_What you should do:_ Return the listing word for word, as given.
* Begin The data *
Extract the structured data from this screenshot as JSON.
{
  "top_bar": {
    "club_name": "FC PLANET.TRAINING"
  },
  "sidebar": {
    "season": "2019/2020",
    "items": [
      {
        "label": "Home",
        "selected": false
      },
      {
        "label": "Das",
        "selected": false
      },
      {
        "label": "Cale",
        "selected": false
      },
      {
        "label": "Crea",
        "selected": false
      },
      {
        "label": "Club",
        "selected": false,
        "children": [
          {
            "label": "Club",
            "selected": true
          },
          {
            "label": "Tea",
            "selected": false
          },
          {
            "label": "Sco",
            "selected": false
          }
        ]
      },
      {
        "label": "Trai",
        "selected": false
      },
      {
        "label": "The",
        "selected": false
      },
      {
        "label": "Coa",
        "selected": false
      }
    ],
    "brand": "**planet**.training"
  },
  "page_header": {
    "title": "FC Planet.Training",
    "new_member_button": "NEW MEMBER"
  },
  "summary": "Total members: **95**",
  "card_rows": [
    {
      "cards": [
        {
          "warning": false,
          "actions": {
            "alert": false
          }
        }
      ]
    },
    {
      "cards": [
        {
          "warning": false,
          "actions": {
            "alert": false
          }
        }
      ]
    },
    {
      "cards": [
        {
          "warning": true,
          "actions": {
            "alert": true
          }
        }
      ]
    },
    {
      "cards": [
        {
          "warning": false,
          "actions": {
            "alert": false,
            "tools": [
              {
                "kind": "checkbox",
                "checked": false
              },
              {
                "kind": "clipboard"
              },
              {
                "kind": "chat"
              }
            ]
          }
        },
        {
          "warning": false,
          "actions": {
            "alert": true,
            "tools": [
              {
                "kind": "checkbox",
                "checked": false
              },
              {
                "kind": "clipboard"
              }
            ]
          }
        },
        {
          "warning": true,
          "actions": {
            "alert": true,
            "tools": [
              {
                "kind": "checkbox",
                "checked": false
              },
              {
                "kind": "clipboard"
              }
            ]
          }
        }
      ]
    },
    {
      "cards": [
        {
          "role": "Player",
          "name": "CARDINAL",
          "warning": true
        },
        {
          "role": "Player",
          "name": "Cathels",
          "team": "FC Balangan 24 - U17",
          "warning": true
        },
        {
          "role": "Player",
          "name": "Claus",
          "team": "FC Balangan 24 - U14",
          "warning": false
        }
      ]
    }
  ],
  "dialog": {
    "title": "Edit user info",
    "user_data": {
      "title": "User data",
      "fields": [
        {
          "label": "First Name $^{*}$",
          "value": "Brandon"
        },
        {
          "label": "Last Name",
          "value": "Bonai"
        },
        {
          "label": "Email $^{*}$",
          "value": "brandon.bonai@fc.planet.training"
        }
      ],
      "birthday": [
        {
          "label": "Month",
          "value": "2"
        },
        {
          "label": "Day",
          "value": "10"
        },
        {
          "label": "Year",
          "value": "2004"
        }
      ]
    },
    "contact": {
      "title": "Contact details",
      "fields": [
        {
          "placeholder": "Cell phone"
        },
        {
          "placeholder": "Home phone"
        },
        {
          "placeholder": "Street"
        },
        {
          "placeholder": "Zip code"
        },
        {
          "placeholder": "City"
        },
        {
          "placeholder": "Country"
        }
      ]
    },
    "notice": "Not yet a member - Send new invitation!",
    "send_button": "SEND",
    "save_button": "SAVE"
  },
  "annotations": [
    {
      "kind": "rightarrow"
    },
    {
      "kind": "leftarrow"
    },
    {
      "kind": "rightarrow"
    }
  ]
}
* End The data *
_Exercise result:_
Extract the structured data from this screenshot as JSON.
{
  "top_bar": {
    "club_name": "FC PLANET.TRAINING"
  },
  "sidebar": {
    "season": "2019/2020",
    "items": [
      {
        "label": "Home",
        "selected": false
      },
      {
        "label": "Das",
        "selected": false
      },
      {
        "label": "Cale",
        "selected": false
      },
      {
        "label": "Crea",
        "selected": false
      },
      {
        "label": "Club",
        "selected": false,
        "children": [
          {
            "label": "Club",
            "selected": true
          },
          {
            "label": "Tea",
            "selected": false
          },
          {
            "label": "Sco",
            "selected": false
          }
        ]
      },
      {
        "label": "Trai",
        "selected": false
      },
      {
        "label": "The",
        "selected": false
      },
      {
        "label": "Coa",
        "selected": false
      }
    ],
    "brand": "**planet**.training"
  },
  "page_header": {
    "title": "FC Planet.Training",
    "new_member_button": "NEW MEMBER"
  },
  "summary": "Total members: **95**",
  "card_rows": [
    {
      "cards": [
        {
          "warning": false,
          "actions": {
            "alert": false
          }
        }
      ]
    },
    {
      "cards": [
        {
          "warning": false,
          "actions": {
            "alert": false
          }
        }
      ]
    },
    {
      "cards": [
        {
          "warning": true,
          "actions": {
            "alert": true
          }
        }
      ]
    },
    {
      "cards": [
        {
          "warning": false,
          "actions": {
            "alert": false,
            "tools": [
              {
                "kind": "checkbox",
                "checked": false
              },
              {
                "kind": "clipboard"
              },
              {
                "kind": "chat"
              }
            ]
          }
        },
        {
          "warning": false,
          "actions": {
            "alert": true,
            "tools": [
              {
                "kind": "checkbox",
                "checked": false
              },
              {
                "kind": "clipboard"
              }
            ]
          }
        },
        {
          "warning": true,
          "actions": {
            "alert": true,
            "tools": [
              {
                "kind": "checkbox",
                "checked": false
              },
              {
                "kind": "clipboard"
              }
            ]
          }
        }
      ]
    },
    {
      "cards": [
        {
          "role": "Player",
          "name": "CARDINAL",
          "warning": true
        },
        {
          "role": "Player",
          "name": "Cathels",
          "team": "FC Balangan 24 - U17",
          "warning": true
        },
        {
          "role": "Player",
          "name": "Claus",
          "team": "FC Balangan 24 - U14",
          "warning": false
        }
      ]
    }
  ],
  "dialog": {
    "title": "Edit user info",
    "user_data": {
      "title": "User data",
      "fields": [
        {
          "label": "First Name $^{*}$",
          "value": "Brandon"
        },
        {
          "label": "Last Name",
          "value": "Bonai"
        },
        {
          "label": "Email $^{*}$",
          "value": "brandon.bonai@fc.planet.training"
        }
      ],
      "birthday": [
        {
          "label": "Month",
          "value": "2"
        },
        {
          "label": "Day",
          "value": "10"
        },
        {
          "label": "Year",
          "value": "2004"
        }
      ]
    },
    "contact": {
      "title": "Contact details",
      "fields": [
        {
          "placeholder": "Cell phone"
        },
        {
          "placeholder": "Home phone"
        },
        {
          "placeholder": "Street"
        },
        {
          "placeholder": "Zip code"
        },
        {
          "placeholder": "City"
        },
        {
          "placeholder": "Country"
        }
      ]
    },
    "notice": "Not yet a member - Send new invitation!",
    "send_button": "SEND",
    "save_button": "SAVE"
  },
  "annotations": [
    {
      "kind": "rightarrow"
    },
    {
      "kind": "leftarrow"
    },
    {
      "kind": "rightarrow"
    }
  ]
}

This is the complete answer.